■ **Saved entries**
_____

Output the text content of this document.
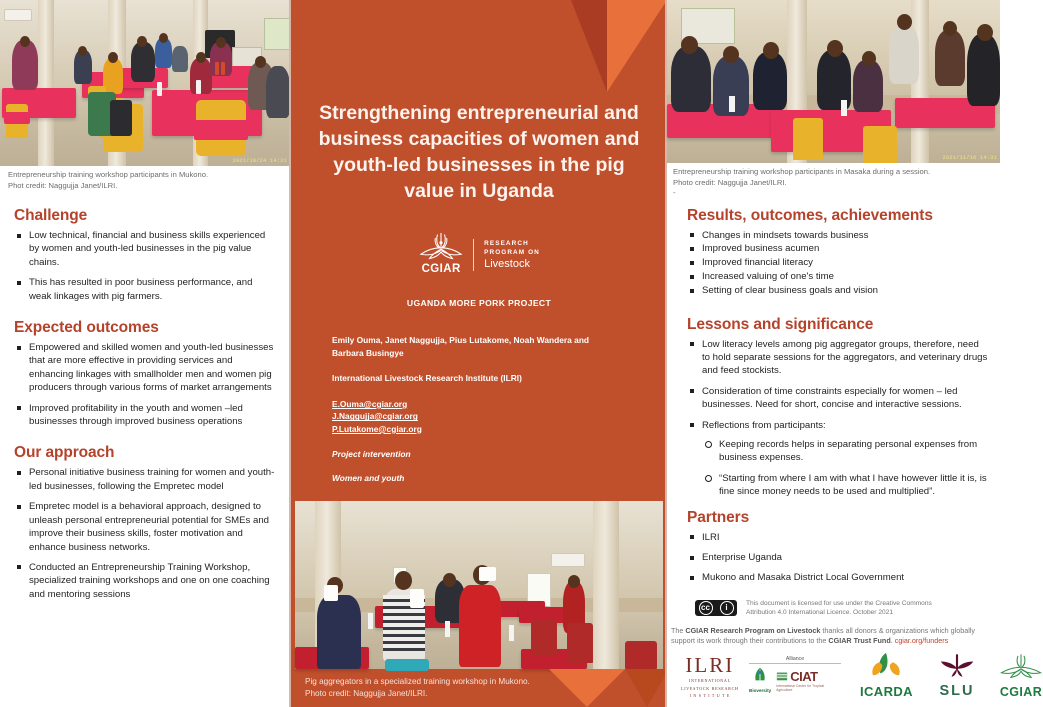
2021/10/24 14:31
Entrepreneurship training workshop participants in Mukono.
Phot credit: Naggujja Janet/ILRI.
Challenge
Low technical, financial and business skills experienced by women and youth-led businesses in the pig value chains.
This has resulted in poor business performance, and weak linkages with pig farmers.
Expected outcomes
Empowered and skilled women and youth-led businesses that are more effective in providing services and enhancing linkages with smallholder men and women pig producers through various forms of market arrangements
Improved profitability in the youth and women –led businesses through improved business operations
Our approach
Personal initiative business training for women and youth-led businesses, following the Empretec model
Empretec model is a behavioral approach, designed to unleash personal entrepreneurial potential for SMEs and improve their business skills, foster motivation and enhance business networks.
Conducted an Entrepreneurship Training Workshop, specialized training workshops and one on one coaching and mentoring sessions
Strengthening entrepreneurial and business capacities of women and youth-led businesses in the pig value in Uganda
CGIAR
RESEARCH
PROGRAM ON
Livestock
UGANDA MORE PORK PROJECT
Emily Ouma, Janet Naggujja, Pius Lutakome, Noah Wandera and Barbara Busingye
International Livestock Research Institute (ILRI)
E.Ouma@cgiar.org
J.Naggujja@cgiar.org
P.Lutakome@cgiar.org
Project intervention
Women and youth
Pig aggregators in a specialized training workshop in Mukono.
Photo credit: Naggujja Janet/ILRI.
2021/11/16 14:31
Entrepreneurship training workshop participants in Masaka during a session.
Photo credit: Naggujja Janet/ILRI.
-
Results, outcomes, achievements
Changes in mindsets towards business
Improved business acumen
Improved financial literacy
Increased valuing of one's time
Setting of clear business goals and vision
Lessons and significance
Low literacy levels among pig aggregator groups, therefore, need to hold separate sessions for the aggregators, and veterinary drugs and feed stockists.
Consideration of time constraints especially for women – led businesses. Need for short, concise and interactive sessions.
Reflections from participants:
Keeping records helps in separating personal expenses from business expenses.
“Starting from where I am with what I have however little it is, is fine since money needs to be used and multiplied”.
Partners
ILRI
Enterprise Uganda
Mukono and Masaka District Local Government
cc	i	This document is licensed for use under the Creative Commons
Attribution 4.0 International Licence. October 2021
The CGIAR Research Program on Livestock thanks all donors & organizations which globally support its work through their contributions to the CGIAR Trust Fund. cgiar.org/funders
ILRI
INTERNATIONAL
LIVESTOCK RESEARCH
I N S T I T U T E
Alliance
Bioversity
CIAT
International Center for Tropical Agriculture	ICARDA SLU CGIAR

_____

■ **YOUR OBJECTIVE**
All of the material above is to be copied exactly, except for its images.

■ **TASK OUTPUT**
Output the text content of this document.
2021/10/24 14:31
Entrepreneurship training workshop participants in Mukono.
Phot credit: Naggujja Janet/ILRI.
Challenge
Low technical, financial and business skills experienced by women and youth-led businesses in the pig value chains.
This has resulted in poor business performance, and weak linkages with pig farmers.
Expected outcomes
Empowered and skilled women and youth-led businesses that are more effective in providing services and enhancing linkages with smallholder men and women pig producers through various forms of market arrangements
Improved profitability in the youth and women –led businesses through improved business operations
Our approach
Personal initiative business training for women and youth-led businesses, following the Empretec model
Empretec model is a behavioral approach, designed to unleash personal entrepreneurial potential for SMEs and improve their business skills, foster motivation and enhance business networks.
Conducted an Entrepreneurship Training Workshop, specialized training workshops and one on one coaching and mentoring sessions
Strengthening entrepreneurial and business capacities of women and youth-led businesses in the pig value in Uganda
CGIAR
RESEARCH
PROGRAM ON
Livestock
UGANDA MORE PORK PROJECT
Emily Ouma, Janet Naggujja, Pius Lutakome, Noah Wandera and Barbara Busingye
International Livestock Research Institute (ILRI)
E.Ouma@cgiar.org
J.Naggujja@cgiar.org
P.Lutakome@cgiar.org
Project intervention
Women and youth
Pig aggregators in a specialized training workshop in Mukono.
Photo credit: Naggujja Janet/ILRI.
2021/11/16 14:31
Entrepreneurship training workshop participants in Masaka during a session.
Photo credit: Naggujja Janet/ILRI.
-
Results, outcomes, achievements
Changes in mindsets towards business
Improved business acumen
Improved financial literacy
Increased valuing of one's time
Setting of clear business goals and vision
Lessons and significance
Low literacy levels among pig aggregator groups, therefore, need to hold separate sessions for the aggregators, and veterinary drugs and feed stockists.
Consideration of time constraints especially for women – led businesses. Need for short, concise and interactive sessions.
Reflections from participants:
Keeping records helps in separating personal expenses from business expenses.
“Starting from where I am with what I have however little it is, is fine since money needs to be used and multiplied”.
Partners
ILRI
Enterprise Uganda
Mukono and Masaka District Local Government
cc	i	This document is licensed for use under the Creative Commons
Attribution 4.0 International Licence. October 2021
The CGIAR Research Program on Livestock thanks all donors & organizations which globally support its work through their contributions to the CGIAR Trust Fund. cgiar.org/funders
ILRI
INTERNATIONAL
LIVESTOCK RESEARCH
I N S T I T U T E
Alliance
Bioversity
CIAT
International Center for Tropical Agriculture	ICARDA SLU CGIAR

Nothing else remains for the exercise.